**PROBLEM TO WORK ON:** Copy out every line in which the string "chevron" occurs.

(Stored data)

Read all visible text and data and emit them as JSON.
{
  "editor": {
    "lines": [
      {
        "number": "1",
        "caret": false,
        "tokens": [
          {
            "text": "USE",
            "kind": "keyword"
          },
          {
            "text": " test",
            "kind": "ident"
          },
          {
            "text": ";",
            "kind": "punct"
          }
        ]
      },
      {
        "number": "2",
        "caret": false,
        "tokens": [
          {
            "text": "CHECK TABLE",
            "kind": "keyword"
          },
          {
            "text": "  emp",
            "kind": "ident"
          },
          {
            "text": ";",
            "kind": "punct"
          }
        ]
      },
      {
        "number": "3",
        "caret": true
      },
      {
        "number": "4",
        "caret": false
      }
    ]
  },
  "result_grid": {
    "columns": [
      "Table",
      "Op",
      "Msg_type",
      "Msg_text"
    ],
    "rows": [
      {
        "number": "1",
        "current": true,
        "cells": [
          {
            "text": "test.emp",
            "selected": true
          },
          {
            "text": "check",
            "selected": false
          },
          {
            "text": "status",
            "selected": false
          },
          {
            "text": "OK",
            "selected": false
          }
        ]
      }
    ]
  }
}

---

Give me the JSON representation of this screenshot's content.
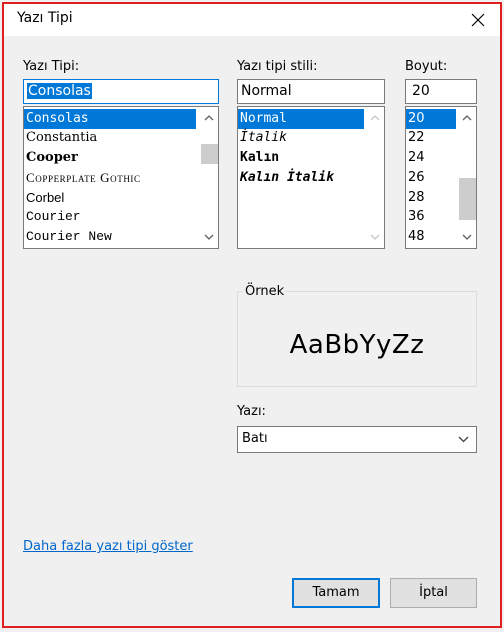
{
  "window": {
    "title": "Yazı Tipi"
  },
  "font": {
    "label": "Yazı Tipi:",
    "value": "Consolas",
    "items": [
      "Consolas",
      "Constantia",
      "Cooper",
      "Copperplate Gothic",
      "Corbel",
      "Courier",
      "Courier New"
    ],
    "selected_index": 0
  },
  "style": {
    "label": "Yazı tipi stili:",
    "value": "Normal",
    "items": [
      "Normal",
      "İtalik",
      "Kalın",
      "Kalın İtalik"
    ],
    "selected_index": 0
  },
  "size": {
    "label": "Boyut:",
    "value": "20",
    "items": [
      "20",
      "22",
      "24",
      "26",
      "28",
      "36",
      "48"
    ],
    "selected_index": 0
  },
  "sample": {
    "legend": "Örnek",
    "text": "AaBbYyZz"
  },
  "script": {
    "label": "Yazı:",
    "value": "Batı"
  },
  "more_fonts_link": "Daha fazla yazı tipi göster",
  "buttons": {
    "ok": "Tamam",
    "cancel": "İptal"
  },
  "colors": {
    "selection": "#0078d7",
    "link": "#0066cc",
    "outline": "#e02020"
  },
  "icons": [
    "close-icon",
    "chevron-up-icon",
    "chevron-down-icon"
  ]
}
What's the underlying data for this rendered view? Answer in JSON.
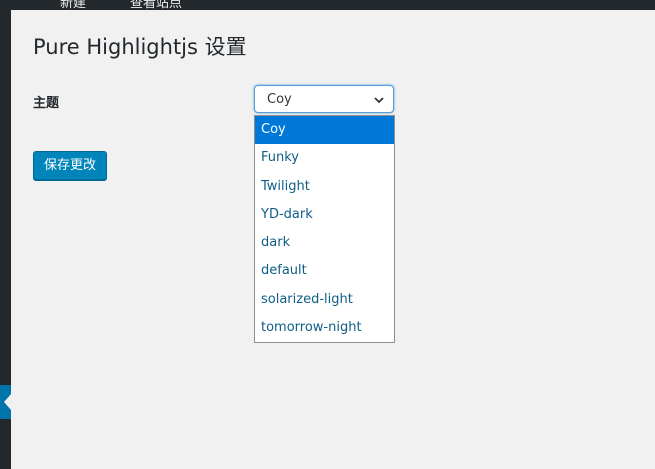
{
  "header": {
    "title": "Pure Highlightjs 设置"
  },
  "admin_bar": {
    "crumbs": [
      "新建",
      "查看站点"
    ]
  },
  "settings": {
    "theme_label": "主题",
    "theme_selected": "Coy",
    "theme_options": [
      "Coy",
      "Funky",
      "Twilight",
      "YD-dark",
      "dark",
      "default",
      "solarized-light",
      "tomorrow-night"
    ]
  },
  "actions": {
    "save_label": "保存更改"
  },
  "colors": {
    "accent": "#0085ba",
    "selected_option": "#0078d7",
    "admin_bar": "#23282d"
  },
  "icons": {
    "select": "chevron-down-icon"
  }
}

---

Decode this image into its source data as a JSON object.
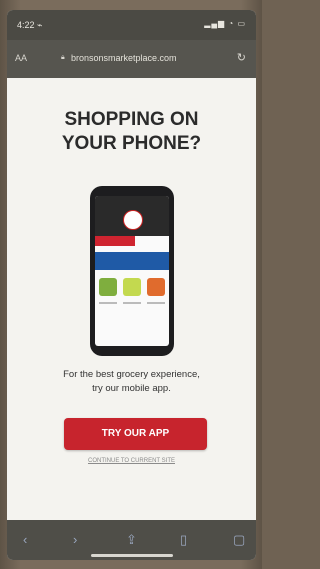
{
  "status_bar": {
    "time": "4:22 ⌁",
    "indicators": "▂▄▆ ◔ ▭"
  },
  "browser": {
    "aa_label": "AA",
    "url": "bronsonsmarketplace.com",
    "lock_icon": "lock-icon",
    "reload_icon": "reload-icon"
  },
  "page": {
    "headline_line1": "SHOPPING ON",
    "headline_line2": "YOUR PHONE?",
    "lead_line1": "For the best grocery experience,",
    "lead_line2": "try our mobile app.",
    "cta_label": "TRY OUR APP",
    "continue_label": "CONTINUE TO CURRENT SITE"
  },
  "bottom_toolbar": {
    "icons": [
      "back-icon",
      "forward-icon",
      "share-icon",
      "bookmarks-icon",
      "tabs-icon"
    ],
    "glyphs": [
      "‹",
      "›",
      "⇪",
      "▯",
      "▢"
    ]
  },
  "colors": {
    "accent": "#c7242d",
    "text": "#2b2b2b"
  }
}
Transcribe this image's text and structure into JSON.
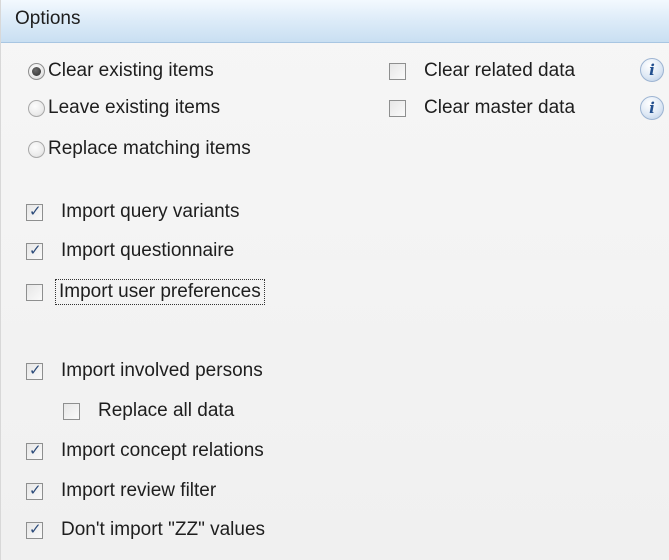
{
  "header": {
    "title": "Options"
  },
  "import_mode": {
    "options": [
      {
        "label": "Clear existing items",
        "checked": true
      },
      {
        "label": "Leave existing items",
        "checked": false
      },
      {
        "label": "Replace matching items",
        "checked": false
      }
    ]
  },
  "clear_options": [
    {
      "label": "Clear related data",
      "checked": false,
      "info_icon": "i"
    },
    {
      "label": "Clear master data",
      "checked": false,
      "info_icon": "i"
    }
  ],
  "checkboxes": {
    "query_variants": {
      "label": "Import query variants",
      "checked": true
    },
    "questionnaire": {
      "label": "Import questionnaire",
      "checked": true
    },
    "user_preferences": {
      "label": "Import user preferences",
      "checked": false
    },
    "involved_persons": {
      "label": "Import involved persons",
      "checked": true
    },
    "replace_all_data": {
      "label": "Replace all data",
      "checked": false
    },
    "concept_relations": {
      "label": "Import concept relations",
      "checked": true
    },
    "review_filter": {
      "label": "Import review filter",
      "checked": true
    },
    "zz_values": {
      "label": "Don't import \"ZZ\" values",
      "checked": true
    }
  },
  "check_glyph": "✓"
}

**TASK SOLUTION:**
    "chevron-up-icon",
    "chevron-down-icon"
    "select": "chevron-down-icon"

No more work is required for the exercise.